DATA EXCERPTS –
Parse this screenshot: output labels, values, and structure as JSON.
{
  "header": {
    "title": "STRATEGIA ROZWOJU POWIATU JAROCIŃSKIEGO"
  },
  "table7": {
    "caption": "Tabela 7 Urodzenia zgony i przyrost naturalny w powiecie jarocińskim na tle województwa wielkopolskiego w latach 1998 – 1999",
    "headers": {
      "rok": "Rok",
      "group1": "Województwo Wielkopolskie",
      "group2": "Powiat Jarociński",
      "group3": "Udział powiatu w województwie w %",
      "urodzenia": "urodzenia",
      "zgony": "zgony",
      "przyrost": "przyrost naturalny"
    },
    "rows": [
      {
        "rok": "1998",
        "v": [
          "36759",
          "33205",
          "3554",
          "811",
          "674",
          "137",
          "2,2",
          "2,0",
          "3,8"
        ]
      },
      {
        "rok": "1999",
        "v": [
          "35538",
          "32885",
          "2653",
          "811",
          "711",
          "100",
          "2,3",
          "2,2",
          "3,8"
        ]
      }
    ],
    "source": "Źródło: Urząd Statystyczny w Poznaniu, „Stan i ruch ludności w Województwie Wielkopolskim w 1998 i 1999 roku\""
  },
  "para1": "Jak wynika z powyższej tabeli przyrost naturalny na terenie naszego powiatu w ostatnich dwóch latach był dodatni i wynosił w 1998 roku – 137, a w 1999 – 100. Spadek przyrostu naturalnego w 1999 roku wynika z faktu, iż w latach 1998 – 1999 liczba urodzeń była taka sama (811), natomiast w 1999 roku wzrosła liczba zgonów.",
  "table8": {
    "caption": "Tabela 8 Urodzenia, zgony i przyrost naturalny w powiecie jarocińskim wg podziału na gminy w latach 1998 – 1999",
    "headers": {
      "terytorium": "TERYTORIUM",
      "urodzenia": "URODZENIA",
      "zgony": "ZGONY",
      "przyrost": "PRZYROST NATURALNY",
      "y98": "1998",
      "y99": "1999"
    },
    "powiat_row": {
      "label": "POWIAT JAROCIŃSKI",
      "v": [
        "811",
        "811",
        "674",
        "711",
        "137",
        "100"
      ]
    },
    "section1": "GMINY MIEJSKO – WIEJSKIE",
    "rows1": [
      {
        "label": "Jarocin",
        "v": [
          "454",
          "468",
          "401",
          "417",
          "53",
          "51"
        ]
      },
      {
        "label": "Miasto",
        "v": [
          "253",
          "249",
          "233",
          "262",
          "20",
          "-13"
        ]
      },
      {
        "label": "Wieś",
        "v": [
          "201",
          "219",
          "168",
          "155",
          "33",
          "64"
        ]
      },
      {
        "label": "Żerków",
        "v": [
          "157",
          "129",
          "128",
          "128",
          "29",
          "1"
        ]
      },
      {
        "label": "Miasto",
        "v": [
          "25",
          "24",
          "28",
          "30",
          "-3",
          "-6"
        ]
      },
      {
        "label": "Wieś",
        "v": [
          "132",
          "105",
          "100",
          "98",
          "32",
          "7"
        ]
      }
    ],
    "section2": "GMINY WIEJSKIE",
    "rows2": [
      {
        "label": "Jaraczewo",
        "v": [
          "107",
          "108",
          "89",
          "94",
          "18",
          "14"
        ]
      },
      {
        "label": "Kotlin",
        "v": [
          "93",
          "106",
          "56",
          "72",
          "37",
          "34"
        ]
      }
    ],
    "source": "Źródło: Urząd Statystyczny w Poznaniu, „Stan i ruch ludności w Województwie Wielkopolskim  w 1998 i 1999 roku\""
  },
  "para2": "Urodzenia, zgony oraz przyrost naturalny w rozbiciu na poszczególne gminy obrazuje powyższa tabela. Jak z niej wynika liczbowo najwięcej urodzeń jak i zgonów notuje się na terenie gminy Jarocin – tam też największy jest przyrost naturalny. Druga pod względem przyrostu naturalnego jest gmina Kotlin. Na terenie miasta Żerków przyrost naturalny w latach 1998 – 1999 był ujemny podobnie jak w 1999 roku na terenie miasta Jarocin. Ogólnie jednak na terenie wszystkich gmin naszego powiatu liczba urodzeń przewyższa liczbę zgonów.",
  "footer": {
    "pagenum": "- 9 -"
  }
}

WORK TO BE COMPLETED – Reproduce the full listing exactly.

PROBLEM SOLUTION –
Parse this screenshot: output labels, values, and structure as JSON.
{
  "header": {
    "title": "STRATEGIA ROZWOJU POWIATU JAROCIŃSKIEGO"
  },
  "table7": {
    "caption": "Tabela 7 Urodzenia zgony i przyrost naturalny w powiecie jarocińskim na tle województwa wielkopolskiego w latach 1998 – 1999",
    "headers": {
      "rok": "Rok",
      "group1": "Województwo Wielkopolskie",
      "group2": "Powiat Jarociński",
      "group3": "Udział powiatu w województwie w %",
      "urodzenia": "urodzenia",
      "zgony": "zgony",
      "przyrost": "przyrost naturalny"
    },
    "rows": [
      {
        "rok": "1998",
        "v": [
          "36759",
          "33205",
          "3554",
          "811",
          "674",
          "137",
          "2,2",
          "2,0",
          "3,8"
        ]
      },
      {
        "rok": "1999",
        "v": [
          "35538",
          "32885",
          "2653",
          "811",
          "711",
          "100",
          "2,3",
          "2,2",
          "3,8"
        ]
      }
    ],
    "source": "Źródło: Urząd Statystyczny w Poznaniu, „Stan i ruch ludności w Województwie Wielkopolskim w 1998 i 1999 roku\""
  },
  "para1": "Jak wynika z powyższej tabeli przyrost naturalny na terenie naszego powiatu w ostatnich dwóch latach był dodatni i wynosił w 1998 roku – 137, a w 1999 – 100. Spadek przyrostu naturalnego w 1999 roku wynika z faktu, iż w latach 1998 – 1999 liczba urodzeń była taka sama (811), natomiast w 1999 roku wzrosła liczba zgonów.",
  "table8": {
    "caption": "Tabela 8 Urodzenia, zgony i przyrost naturalny w powiecie jarocińskim wg podziału na gminy w latach 1998 – 1999",
    "headers": {
      "terytorium": "TERYTORIUM",
      "urodzenia": "URODZENIA",
      "zgony": "ZGONY",
      "przyrost": "PRZYROST NATURALNY",
      "y98": "1998",
      "y99": "1999"
    },
    "powiat_row": {
      "label": "POWIAT JAROCIŃSKI",
      "v": [
        "811",
        "811",
        "674",
        "711",
        "137",
        "100"
      ]
    },
    "section1": "GMINY MIEJSKO – WIEJSKIE",
    "rows1": [
      {
        "label": "Jarocin",
        "v": [
          "454",
          "468",
          "401",
          "417",
          "53",
          "51"
        ]
      },
      {
        "label": "Miasto",
        "v": [
          "253",
          "249",
          "233",
          "262",
          "20",
          "-13"
        ]
      },
      {
        "label": "Wieś",
        "v": [
          "201",
          "219",
          "168",
          "155",
          "33",
          "64"
        ]
      },
      {
        "label": "Żerków",
        "v": [
          "157",
          "129",
          "128",
          "128",
          "29",
          "1"
        ]
      },
      {
        "label": "Miasto",
        "v": [
          "25",
          "24",
          "28",
          "30",
          "-3",
          "-6"
        ]
      },
      {
        "label": "Wieś",
        "v": [
          "132",
          "105",
          "100",
          "98",
          "32",
          "7"
        ]
      }
    ],
    "section2": "GMINY WIEJSKIE",
    "rows2": [
      {
        "label": "Jaraczewo",
        "v": [
          "107",
          "108",
          "89",
          "94",
          "18",
          "14"
        ]
      },
      {
        "label": "Kotlin",
        "v": [
          "93",
          "106",
          "56",
          "72",
          "37",
          "34"
        ]
      }
    ],
    "source": "Źródło: Urząd Statystyczny w Poznaniu, „Stan i ruch ludności w Województwie Wielkopolskim  w 1998 i 1999 roku\""
  },
  "para2": "Urodzenia, zgony oraz przyrost naturalny w rozbiciu na poszczególne gminy obrazuje powyższa tabela. Jak z niej wynika liczbowo najwięcej urodzeń jak i zgonów notuje się na terenie gminy Jarocin – tam też największy jest przyrost naturalny. Druga pod względem przyrostu naturalnego jest gmina Kotlin. Na terenie miasta Żerków przyrost naturalny w latach 1998 – 1999 był ujemny podobnie jak w 1999 roku na terenie miasta Jarocin. Ogólnie jednak na terenie wszystkich gmin naszego powiatu liczba urodzeń przewyższa liczbę zgonów.",
  "footer": {
    "pagenum": "- 9 -"
  }
}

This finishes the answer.